In the entries, find all lines that hold the word "gene" and copy them.

## RECORDS FOR THIS EXERCISE
========================

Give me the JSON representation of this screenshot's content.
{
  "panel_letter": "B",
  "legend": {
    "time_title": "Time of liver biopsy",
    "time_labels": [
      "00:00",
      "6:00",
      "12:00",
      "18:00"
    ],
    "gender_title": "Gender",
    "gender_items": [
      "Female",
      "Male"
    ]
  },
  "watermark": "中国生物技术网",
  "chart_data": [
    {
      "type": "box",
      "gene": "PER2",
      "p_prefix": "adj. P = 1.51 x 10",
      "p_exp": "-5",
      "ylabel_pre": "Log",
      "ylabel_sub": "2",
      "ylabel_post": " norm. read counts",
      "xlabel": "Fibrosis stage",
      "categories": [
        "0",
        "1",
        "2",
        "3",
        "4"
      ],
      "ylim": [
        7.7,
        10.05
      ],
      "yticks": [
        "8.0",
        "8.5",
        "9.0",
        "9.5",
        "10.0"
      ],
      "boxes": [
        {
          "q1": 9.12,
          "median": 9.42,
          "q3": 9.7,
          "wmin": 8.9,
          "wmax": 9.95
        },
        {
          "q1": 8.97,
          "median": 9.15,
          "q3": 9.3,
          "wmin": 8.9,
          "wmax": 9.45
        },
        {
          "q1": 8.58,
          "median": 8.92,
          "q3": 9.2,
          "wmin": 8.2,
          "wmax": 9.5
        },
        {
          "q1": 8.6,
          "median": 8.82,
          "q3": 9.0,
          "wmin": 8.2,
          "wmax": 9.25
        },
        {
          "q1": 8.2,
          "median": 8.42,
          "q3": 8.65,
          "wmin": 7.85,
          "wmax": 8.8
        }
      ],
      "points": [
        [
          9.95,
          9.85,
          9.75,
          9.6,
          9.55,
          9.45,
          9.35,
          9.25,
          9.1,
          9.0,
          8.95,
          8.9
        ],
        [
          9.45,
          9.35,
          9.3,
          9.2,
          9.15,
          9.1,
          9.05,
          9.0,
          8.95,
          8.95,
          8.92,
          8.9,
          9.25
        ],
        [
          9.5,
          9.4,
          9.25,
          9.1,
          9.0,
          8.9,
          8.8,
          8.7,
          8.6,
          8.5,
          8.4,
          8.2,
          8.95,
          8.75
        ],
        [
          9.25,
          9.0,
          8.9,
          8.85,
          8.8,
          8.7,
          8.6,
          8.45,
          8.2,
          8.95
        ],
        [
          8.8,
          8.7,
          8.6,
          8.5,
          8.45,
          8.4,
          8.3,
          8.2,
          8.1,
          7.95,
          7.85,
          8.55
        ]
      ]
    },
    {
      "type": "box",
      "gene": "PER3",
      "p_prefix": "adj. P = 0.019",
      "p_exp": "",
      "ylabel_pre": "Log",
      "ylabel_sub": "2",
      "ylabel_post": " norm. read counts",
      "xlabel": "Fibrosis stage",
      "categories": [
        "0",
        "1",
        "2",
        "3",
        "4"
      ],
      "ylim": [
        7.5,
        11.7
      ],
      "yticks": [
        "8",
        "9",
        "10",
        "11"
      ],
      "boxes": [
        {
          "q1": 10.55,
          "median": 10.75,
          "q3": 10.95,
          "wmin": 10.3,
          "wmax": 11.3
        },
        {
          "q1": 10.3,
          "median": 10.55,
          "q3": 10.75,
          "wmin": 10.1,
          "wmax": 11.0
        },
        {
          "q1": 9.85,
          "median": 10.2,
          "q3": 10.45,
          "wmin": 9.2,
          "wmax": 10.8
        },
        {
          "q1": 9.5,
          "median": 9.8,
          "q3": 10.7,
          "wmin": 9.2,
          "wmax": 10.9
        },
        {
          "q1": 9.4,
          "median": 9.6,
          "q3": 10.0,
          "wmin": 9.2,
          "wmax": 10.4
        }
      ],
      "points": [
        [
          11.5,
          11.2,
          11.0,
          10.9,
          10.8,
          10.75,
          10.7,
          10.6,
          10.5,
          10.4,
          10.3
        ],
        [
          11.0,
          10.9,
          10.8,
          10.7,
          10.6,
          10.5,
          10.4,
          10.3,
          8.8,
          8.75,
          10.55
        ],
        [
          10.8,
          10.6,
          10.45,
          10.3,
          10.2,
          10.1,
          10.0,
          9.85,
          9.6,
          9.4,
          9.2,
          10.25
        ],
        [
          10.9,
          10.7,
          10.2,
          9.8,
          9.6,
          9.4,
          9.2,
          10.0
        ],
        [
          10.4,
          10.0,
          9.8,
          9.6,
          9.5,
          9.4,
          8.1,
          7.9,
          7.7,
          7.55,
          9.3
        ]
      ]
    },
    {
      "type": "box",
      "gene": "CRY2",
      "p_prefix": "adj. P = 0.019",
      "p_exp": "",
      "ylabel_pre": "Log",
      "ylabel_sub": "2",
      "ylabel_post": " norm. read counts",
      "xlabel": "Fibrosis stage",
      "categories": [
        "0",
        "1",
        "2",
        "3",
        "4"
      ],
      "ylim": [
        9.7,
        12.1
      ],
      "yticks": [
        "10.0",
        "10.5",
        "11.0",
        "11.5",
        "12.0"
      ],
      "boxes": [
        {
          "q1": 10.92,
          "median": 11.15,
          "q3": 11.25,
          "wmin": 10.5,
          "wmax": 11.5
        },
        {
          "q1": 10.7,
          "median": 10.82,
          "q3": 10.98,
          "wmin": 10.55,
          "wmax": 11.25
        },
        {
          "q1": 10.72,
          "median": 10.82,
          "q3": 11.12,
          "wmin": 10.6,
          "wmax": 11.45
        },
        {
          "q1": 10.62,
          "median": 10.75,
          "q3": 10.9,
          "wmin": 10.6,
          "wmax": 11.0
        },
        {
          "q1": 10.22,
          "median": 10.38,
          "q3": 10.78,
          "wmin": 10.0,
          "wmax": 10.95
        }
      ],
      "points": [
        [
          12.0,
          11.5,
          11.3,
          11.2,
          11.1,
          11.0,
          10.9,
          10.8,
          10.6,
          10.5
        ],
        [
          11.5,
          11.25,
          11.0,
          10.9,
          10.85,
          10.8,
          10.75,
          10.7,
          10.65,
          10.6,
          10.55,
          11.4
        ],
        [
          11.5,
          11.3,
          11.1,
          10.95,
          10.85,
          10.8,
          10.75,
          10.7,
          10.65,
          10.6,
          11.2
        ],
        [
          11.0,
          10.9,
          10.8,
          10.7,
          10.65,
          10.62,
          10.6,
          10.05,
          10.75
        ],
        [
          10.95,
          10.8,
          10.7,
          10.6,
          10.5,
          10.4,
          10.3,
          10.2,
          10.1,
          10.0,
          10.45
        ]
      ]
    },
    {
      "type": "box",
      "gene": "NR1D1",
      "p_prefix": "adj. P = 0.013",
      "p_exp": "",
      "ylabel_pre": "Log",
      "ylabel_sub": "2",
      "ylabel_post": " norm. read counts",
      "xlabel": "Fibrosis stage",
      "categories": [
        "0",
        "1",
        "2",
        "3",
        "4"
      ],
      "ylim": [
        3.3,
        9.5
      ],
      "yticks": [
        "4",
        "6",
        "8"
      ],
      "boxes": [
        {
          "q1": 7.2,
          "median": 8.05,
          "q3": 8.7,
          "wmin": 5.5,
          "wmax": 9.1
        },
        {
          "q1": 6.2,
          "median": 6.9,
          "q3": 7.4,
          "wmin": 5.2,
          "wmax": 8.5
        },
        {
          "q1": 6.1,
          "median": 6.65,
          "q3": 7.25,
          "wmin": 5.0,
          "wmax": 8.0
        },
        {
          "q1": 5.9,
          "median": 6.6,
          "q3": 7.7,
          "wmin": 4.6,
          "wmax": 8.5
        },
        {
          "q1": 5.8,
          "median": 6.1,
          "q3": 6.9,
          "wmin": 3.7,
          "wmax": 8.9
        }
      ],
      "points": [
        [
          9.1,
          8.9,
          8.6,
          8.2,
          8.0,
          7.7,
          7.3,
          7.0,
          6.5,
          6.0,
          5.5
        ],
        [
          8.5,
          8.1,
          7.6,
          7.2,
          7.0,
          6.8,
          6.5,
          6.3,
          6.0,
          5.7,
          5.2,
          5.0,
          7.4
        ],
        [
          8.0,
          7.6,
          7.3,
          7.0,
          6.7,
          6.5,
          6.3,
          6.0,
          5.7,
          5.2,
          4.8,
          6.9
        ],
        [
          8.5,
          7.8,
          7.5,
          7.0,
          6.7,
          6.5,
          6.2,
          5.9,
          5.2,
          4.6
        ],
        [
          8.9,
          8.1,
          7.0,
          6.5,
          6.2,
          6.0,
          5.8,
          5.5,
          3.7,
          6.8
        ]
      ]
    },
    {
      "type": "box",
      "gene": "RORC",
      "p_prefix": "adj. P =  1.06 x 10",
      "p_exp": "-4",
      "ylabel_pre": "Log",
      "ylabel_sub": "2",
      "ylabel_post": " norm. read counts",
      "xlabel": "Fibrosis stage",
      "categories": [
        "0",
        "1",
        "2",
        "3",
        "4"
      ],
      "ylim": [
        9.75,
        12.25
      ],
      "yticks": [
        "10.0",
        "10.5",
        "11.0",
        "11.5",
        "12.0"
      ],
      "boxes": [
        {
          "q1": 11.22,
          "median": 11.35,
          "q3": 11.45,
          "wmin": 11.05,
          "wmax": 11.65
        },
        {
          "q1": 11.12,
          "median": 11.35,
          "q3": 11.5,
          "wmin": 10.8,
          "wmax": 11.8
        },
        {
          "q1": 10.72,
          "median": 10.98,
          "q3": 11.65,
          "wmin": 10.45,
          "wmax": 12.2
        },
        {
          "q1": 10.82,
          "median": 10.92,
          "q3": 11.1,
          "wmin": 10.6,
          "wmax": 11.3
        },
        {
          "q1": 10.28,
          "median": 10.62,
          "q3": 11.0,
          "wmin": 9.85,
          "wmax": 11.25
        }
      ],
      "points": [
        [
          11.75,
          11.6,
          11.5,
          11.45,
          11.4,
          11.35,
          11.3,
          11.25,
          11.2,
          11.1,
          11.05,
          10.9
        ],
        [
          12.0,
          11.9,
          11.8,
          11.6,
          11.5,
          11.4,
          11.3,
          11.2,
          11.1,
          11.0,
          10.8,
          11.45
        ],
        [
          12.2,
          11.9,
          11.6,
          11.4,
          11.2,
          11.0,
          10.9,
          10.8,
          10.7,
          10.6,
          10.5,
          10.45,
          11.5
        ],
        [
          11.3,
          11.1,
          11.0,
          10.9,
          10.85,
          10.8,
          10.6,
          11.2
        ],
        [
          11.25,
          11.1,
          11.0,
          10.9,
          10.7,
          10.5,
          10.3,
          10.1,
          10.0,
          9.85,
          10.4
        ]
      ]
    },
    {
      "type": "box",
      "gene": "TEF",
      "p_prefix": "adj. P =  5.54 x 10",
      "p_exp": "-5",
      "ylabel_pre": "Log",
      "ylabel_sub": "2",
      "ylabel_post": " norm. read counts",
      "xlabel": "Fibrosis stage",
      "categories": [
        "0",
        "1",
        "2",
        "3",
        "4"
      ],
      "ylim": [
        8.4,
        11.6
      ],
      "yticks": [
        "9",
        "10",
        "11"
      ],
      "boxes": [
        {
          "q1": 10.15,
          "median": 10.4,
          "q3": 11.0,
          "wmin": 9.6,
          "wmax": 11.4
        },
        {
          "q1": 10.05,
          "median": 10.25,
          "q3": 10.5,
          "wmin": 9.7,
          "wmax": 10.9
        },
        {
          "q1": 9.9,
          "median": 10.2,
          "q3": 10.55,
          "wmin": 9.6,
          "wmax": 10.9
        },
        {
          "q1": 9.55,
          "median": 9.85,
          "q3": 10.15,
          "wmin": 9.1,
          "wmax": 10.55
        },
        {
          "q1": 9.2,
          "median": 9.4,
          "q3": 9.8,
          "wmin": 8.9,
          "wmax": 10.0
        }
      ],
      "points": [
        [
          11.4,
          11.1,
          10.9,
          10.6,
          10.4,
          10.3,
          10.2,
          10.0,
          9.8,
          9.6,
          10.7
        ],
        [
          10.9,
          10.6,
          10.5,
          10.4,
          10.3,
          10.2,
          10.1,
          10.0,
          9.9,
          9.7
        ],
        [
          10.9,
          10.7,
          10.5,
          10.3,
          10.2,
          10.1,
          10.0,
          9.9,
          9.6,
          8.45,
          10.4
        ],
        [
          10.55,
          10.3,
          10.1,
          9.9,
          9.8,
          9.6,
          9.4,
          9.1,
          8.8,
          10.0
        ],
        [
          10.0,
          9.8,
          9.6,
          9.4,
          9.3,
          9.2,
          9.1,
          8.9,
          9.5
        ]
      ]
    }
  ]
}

========================

## RESULT
      "gene": "PER2",
      "gene": "PER3",
      "gene": "CRY2",
      "gene": "NR1D1",
      "gene": "RORC",
      "gene": "TEF",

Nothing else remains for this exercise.